Records from a data source:
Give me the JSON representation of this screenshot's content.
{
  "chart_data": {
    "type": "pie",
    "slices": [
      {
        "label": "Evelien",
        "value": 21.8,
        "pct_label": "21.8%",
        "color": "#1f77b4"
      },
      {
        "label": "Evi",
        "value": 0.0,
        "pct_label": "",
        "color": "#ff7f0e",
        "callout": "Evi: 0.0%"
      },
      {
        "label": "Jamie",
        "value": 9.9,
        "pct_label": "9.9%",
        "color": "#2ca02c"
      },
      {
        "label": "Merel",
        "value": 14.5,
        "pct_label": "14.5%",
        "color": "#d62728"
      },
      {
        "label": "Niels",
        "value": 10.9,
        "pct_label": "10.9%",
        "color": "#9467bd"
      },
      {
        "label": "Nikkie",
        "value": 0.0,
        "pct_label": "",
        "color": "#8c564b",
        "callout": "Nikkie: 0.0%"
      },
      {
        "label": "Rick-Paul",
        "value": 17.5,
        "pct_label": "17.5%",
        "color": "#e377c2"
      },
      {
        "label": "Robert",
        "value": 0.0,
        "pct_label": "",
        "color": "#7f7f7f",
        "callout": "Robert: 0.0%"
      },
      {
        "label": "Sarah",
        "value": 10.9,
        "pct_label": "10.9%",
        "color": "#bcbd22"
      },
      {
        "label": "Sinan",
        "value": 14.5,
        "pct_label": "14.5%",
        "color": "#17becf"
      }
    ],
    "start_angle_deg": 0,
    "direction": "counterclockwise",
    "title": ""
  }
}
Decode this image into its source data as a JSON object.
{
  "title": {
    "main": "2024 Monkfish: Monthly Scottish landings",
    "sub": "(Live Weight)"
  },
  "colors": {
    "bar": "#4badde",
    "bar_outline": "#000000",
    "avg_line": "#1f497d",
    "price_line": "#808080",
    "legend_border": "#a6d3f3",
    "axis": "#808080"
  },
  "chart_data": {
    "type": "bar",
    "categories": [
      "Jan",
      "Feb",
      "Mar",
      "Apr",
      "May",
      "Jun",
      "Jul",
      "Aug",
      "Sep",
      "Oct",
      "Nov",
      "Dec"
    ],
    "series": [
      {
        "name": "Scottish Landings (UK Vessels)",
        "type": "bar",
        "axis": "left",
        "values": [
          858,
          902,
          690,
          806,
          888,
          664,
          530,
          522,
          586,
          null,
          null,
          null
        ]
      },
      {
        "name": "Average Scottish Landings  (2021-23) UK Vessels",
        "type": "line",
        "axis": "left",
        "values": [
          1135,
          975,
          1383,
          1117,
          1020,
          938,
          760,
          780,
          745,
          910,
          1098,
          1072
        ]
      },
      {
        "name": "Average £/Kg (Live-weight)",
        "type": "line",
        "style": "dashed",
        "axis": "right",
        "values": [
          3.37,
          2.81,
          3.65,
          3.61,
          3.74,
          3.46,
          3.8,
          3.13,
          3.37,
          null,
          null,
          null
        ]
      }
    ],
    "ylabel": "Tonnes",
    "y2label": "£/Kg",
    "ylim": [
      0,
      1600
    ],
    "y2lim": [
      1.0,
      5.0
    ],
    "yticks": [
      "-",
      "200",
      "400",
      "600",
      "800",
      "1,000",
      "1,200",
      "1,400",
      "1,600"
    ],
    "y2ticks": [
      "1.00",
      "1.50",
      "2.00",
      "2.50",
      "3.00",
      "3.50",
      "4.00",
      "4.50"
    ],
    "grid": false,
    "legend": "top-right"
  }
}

Required task.
From the entries above, extract each line containing "type".

Final answer.
    "type": "pie",
    "type": "bar",
        "type": "bar",
        "type": "line",
        "type": "line",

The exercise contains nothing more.